What is expected:
Pick out the lines containing "aveva".

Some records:
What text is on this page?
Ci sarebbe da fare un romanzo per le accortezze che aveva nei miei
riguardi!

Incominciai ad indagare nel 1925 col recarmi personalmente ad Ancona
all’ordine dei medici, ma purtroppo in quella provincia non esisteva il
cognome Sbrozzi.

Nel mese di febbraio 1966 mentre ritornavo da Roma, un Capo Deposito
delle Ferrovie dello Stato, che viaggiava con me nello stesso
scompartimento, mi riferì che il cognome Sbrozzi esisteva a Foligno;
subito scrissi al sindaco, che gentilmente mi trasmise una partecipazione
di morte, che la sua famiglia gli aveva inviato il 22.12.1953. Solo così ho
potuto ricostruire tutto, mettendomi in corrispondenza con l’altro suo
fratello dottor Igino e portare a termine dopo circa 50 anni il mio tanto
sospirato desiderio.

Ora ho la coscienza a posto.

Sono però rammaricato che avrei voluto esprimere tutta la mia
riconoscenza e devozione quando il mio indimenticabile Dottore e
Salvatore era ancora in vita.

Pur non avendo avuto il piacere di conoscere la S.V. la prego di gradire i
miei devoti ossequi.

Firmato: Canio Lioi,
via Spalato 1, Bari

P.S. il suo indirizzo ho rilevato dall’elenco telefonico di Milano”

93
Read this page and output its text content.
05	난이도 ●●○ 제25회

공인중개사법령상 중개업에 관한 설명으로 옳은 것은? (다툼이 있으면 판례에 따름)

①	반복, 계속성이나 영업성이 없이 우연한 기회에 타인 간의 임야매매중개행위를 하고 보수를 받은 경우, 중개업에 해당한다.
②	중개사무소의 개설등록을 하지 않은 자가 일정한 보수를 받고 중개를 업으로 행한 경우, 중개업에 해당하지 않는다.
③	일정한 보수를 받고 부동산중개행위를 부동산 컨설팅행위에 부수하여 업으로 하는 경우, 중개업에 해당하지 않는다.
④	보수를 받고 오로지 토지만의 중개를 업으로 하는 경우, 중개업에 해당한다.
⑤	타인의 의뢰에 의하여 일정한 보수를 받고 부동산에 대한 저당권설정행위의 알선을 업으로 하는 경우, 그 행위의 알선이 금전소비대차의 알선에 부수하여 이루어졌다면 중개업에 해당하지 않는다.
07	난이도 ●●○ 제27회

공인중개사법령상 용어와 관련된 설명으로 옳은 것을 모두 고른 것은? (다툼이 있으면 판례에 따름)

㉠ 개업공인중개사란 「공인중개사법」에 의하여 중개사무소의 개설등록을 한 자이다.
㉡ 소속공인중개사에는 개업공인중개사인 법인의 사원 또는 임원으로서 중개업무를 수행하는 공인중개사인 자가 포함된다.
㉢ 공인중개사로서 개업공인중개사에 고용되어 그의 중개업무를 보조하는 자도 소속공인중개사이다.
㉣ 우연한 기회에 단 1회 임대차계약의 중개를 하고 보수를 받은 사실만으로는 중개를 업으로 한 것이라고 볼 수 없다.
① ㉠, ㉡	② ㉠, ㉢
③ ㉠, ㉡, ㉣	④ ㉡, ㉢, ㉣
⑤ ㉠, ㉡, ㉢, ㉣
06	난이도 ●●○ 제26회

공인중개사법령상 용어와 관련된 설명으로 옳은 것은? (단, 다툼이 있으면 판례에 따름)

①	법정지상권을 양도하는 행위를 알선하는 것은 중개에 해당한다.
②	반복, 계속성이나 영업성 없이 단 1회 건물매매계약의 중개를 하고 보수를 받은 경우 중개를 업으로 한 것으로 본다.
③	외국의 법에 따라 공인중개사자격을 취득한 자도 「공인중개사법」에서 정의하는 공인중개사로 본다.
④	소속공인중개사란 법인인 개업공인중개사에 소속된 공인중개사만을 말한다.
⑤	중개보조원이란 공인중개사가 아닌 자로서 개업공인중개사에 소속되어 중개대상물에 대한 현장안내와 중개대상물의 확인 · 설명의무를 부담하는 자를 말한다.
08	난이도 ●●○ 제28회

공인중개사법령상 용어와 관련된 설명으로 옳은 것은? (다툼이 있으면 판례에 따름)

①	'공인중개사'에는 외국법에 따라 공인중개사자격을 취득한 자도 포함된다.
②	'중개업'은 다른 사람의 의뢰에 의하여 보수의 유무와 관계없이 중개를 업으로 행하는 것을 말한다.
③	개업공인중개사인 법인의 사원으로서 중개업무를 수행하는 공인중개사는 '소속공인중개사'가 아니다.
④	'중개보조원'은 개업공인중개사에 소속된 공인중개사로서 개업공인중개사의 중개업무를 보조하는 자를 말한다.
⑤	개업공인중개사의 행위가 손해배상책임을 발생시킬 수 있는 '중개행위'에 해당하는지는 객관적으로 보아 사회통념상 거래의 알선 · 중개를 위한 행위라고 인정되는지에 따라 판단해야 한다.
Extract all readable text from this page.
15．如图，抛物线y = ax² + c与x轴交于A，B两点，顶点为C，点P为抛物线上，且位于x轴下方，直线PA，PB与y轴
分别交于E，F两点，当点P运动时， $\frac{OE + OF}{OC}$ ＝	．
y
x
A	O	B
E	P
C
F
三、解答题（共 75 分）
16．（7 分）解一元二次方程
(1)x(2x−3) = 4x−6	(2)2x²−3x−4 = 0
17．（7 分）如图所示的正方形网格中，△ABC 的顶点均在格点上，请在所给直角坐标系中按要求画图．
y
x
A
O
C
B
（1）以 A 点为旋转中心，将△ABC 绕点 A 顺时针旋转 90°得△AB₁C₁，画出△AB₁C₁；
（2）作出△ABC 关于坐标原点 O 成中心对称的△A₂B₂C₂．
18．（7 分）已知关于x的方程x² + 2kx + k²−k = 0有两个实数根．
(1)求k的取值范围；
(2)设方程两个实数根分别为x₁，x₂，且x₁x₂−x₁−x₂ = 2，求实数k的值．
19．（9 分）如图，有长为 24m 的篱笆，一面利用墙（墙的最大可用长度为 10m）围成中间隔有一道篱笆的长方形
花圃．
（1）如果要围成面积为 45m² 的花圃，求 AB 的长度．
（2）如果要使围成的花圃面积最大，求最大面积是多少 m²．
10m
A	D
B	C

Exercise solution:
Ci sarebbe da fare un romanzo per le accortezze che aveva nei miei
di morte, che la sua famiglia gli aveva inviato il 22.12.1953. Solo così ho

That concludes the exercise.